:: Problem ::
Gather the lines that hold the string "subtitle".
★ ★ ★
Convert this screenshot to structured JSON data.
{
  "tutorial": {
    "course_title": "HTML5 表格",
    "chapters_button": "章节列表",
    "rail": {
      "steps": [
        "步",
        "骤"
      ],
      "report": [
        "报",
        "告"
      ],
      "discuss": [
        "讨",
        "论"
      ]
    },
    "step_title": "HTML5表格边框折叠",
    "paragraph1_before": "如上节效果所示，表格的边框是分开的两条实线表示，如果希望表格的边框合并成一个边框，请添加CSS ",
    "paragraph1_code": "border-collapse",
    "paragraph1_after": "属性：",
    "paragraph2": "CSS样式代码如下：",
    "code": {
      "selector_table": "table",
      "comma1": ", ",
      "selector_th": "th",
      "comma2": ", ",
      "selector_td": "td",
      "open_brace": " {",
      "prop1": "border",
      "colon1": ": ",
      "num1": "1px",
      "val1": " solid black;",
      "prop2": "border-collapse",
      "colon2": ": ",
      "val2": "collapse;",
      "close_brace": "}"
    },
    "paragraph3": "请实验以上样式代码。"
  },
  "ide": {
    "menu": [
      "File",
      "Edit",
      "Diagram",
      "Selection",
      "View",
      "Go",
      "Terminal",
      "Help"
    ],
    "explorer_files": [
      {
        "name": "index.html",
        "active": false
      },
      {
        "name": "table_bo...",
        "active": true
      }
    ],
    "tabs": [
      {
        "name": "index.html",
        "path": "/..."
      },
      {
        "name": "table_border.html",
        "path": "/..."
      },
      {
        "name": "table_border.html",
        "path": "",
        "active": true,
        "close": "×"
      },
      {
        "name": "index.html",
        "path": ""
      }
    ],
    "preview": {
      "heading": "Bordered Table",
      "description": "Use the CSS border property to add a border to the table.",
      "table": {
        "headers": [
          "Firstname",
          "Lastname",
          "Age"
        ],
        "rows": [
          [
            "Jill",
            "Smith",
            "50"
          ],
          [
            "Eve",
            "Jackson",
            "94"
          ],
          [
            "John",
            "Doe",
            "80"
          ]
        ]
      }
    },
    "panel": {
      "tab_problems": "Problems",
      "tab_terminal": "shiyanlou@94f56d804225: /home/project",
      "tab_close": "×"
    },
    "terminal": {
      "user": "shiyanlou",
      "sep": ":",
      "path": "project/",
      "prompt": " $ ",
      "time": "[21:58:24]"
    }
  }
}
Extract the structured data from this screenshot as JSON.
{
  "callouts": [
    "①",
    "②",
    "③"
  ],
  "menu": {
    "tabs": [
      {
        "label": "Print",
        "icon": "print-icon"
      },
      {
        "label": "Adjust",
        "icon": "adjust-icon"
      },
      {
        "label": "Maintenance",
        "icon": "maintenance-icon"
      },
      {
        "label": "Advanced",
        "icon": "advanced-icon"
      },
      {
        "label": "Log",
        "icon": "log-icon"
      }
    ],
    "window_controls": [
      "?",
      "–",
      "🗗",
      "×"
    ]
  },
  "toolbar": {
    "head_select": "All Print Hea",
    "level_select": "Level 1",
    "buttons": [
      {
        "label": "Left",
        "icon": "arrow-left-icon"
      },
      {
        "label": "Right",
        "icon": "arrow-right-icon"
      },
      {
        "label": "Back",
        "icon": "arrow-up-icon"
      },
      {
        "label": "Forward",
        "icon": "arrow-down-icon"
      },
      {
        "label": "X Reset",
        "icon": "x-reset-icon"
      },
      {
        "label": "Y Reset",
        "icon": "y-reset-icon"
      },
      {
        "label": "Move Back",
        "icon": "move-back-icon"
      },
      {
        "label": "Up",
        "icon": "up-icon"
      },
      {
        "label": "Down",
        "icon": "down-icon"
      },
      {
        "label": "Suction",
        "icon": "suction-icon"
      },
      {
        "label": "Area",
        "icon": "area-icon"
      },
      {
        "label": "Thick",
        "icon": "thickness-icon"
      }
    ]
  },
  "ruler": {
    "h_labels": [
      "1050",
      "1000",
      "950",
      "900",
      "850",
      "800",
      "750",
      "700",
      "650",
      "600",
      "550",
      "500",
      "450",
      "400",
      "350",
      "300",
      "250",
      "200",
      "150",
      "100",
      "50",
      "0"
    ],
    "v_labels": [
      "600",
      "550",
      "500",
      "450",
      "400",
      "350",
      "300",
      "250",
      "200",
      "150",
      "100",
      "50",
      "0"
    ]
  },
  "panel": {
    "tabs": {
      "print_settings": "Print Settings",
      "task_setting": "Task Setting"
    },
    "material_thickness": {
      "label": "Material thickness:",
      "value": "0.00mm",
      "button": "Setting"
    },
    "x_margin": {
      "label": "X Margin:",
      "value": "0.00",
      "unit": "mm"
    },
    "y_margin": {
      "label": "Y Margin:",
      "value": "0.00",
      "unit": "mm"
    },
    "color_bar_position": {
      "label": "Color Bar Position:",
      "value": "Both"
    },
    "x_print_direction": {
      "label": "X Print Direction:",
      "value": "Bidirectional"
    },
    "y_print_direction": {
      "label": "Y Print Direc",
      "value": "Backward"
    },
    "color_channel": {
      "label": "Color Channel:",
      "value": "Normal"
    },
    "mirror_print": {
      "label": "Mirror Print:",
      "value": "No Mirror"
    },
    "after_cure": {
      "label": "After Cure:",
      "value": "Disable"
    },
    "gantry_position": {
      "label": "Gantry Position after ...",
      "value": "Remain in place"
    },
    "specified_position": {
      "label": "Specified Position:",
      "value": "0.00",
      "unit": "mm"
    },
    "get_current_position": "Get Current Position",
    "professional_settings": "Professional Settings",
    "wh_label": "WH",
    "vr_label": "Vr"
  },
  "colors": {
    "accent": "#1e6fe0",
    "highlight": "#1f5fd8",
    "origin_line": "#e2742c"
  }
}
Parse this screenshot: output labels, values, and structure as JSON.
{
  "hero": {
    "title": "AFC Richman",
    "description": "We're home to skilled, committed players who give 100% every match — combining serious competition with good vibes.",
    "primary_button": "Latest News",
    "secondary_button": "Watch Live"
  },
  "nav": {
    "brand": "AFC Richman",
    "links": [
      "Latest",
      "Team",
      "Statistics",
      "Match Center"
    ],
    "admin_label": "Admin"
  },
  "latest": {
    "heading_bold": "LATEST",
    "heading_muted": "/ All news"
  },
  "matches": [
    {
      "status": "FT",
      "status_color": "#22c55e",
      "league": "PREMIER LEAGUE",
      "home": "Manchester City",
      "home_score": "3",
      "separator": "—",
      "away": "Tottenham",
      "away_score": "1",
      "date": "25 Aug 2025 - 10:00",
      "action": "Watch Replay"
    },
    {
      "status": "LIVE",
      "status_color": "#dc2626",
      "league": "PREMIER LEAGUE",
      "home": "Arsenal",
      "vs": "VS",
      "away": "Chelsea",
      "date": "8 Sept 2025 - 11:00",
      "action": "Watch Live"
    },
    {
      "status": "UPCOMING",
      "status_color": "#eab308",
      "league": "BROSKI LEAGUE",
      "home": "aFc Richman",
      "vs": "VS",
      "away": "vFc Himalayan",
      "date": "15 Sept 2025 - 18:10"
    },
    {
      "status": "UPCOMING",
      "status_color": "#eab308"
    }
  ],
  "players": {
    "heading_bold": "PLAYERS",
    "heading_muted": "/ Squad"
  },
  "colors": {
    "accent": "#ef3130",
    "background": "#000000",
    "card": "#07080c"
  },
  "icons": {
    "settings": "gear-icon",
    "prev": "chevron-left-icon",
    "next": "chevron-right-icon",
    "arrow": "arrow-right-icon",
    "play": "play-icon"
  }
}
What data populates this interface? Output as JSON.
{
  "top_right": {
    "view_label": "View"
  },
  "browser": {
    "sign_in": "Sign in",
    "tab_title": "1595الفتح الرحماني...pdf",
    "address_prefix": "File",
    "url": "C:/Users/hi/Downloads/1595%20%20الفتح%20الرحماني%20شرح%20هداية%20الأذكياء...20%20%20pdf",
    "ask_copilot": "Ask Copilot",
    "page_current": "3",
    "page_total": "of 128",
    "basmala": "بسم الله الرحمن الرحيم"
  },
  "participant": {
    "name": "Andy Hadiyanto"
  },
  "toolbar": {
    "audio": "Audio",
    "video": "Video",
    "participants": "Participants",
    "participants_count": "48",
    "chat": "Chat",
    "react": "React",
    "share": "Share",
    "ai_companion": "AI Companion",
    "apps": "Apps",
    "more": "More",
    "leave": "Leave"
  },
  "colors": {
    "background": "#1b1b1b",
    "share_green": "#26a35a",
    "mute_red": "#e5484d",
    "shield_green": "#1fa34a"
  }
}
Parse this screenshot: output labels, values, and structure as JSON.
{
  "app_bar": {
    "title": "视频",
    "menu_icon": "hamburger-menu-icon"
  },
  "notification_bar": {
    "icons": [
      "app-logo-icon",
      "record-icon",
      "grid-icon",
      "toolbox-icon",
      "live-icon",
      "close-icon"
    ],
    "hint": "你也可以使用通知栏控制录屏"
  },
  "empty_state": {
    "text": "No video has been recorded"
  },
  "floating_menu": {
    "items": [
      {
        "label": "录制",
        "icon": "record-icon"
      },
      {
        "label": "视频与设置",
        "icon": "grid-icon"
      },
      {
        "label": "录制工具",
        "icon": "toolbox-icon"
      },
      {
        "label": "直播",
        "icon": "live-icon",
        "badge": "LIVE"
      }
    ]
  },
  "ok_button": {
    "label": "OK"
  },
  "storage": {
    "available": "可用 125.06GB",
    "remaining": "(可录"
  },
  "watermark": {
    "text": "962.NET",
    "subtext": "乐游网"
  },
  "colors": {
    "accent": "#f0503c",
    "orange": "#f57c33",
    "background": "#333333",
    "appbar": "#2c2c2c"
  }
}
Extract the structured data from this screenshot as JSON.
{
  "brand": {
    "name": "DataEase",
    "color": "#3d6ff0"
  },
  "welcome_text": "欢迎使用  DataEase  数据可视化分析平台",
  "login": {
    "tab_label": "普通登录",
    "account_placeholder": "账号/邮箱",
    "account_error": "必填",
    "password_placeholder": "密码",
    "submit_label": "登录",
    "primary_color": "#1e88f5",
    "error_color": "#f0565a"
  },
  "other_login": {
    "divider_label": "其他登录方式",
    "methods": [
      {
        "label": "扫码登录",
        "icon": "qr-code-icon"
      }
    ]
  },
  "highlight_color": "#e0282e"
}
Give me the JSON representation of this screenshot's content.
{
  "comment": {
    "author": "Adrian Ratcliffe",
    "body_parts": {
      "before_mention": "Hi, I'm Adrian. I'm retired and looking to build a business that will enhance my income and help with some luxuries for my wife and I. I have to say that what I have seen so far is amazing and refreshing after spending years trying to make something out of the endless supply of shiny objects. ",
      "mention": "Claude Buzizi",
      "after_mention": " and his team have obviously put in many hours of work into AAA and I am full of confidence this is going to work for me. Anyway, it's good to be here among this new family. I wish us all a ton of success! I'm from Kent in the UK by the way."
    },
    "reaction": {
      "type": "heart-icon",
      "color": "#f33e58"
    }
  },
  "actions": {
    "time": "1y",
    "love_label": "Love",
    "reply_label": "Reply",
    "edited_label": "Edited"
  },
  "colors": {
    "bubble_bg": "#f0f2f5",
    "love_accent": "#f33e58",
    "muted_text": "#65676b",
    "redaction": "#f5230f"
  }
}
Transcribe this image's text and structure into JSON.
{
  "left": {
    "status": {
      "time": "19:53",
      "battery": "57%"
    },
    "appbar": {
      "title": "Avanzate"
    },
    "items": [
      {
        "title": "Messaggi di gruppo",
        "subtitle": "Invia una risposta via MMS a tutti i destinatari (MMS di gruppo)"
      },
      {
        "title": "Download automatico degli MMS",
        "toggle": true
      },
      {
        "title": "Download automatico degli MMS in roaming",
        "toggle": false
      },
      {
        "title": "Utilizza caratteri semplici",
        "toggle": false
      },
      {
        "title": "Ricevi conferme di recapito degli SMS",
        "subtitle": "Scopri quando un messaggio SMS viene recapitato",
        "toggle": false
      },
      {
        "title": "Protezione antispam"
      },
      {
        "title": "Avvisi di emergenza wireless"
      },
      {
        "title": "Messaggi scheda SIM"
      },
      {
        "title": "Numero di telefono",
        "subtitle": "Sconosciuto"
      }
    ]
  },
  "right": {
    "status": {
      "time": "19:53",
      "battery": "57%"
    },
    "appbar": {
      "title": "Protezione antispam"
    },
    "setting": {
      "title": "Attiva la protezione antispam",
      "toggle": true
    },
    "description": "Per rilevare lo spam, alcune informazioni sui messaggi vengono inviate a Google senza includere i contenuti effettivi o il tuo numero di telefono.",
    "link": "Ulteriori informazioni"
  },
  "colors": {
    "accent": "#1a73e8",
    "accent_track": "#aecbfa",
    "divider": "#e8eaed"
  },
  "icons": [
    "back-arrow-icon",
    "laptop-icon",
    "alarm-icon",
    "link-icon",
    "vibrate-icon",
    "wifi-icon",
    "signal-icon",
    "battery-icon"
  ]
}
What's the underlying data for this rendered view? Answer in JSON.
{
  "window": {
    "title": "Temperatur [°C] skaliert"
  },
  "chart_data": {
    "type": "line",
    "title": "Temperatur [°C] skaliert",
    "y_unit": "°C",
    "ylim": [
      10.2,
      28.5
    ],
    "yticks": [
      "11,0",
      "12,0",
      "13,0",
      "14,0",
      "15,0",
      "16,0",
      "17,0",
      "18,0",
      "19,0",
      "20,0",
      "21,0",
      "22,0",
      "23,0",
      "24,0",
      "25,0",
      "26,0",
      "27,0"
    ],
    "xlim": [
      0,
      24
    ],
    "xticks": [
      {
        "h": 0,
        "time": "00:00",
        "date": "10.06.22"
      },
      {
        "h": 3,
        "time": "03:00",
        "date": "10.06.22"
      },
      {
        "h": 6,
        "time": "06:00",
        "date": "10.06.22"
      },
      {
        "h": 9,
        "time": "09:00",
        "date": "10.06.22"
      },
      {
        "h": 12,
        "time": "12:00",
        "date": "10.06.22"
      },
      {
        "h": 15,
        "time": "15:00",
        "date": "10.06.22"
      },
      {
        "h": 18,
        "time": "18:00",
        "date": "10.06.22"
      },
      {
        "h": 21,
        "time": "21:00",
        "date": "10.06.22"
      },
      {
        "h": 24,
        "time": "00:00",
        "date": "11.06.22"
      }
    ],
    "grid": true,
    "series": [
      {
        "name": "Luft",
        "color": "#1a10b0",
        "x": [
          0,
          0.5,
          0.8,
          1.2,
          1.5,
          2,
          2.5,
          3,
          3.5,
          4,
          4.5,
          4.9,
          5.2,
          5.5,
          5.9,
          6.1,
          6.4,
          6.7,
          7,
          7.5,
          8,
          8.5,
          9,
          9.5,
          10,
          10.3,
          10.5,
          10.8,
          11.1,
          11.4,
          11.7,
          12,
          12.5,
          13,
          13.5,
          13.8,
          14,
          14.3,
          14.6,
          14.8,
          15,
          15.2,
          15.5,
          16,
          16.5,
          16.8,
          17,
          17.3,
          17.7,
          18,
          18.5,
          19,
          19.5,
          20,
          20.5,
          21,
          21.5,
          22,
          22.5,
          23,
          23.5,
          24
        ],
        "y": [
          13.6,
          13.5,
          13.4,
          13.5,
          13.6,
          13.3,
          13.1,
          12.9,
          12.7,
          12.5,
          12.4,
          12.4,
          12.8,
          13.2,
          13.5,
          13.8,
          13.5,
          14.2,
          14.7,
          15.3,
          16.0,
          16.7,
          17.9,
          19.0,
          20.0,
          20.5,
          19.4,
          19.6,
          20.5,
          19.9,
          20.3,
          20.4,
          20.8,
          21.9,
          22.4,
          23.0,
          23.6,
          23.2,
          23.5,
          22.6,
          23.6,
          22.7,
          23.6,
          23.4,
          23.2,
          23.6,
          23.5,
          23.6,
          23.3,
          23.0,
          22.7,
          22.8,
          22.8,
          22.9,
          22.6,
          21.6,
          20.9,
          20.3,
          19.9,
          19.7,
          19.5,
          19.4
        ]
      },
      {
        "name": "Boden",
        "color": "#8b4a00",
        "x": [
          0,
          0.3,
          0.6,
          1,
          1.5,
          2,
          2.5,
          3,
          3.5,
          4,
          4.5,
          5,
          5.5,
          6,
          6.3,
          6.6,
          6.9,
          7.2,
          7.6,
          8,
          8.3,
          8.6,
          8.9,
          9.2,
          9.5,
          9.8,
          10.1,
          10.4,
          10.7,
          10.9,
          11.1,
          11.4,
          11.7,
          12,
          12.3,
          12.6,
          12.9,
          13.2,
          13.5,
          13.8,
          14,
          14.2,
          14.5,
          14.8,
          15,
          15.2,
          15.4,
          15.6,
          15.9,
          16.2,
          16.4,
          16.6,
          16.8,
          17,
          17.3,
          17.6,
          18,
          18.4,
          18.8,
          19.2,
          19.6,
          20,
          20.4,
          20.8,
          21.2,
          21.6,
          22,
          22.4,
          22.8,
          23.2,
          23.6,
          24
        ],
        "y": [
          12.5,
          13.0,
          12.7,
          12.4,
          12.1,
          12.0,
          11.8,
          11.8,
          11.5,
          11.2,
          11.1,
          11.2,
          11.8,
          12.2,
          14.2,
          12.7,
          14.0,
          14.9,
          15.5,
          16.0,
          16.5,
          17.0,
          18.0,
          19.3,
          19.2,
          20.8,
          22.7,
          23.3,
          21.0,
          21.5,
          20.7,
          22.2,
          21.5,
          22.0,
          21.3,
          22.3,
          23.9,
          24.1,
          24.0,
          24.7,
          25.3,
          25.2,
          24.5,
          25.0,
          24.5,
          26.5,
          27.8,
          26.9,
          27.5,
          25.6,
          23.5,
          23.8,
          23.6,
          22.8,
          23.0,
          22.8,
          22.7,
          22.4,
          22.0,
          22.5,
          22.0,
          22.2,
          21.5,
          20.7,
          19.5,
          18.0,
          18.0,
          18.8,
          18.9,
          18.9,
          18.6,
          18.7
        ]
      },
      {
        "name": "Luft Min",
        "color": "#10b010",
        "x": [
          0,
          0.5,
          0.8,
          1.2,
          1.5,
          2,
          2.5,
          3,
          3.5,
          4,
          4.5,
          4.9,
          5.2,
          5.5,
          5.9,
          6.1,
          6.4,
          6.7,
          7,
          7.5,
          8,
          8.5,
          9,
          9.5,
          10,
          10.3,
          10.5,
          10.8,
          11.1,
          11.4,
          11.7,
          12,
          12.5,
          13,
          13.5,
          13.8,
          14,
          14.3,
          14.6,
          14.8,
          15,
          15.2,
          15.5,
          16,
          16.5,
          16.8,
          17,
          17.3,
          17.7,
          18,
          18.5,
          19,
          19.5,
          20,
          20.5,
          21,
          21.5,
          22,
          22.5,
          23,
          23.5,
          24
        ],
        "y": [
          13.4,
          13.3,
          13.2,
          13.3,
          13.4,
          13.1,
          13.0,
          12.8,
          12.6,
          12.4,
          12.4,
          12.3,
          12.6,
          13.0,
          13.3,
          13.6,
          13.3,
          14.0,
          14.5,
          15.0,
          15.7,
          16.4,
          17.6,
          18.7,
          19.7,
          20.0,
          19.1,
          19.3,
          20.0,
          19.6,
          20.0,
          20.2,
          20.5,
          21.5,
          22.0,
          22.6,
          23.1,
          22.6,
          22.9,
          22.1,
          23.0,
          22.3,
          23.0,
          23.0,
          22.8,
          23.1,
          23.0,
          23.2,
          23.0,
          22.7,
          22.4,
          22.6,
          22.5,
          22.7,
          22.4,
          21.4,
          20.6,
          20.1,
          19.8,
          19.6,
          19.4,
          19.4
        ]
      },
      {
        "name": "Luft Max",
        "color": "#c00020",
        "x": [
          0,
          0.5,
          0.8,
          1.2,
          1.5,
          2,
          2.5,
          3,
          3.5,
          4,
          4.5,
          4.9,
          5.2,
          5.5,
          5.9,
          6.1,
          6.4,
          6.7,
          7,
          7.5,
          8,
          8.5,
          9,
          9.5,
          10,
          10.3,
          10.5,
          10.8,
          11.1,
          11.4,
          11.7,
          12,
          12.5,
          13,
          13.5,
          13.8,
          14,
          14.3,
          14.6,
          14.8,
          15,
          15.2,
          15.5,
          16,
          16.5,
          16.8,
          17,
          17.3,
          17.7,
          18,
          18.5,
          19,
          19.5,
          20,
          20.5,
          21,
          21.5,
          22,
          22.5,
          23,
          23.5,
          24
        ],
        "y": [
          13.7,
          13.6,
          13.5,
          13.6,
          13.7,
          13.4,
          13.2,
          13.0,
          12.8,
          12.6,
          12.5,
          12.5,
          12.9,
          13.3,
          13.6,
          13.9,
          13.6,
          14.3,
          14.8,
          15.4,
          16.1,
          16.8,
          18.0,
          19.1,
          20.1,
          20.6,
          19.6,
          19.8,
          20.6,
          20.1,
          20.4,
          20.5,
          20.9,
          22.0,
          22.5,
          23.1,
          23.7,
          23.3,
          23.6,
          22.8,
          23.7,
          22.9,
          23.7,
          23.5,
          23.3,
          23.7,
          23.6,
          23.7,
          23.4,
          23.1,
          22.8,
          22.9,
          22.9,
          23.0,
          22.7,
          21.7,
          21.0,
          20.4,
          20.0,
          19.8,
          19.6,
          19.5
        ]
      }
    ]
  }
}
★ ★ ★
:: Solution ::
        "subtitle": "Invia una risposta via MMS a tutti i destinatari (MMS di gruppo)"
        "subtitle": "Scopri quando un messaggio SMS viene recapitato",
        "subtitle": "Sconosciuto"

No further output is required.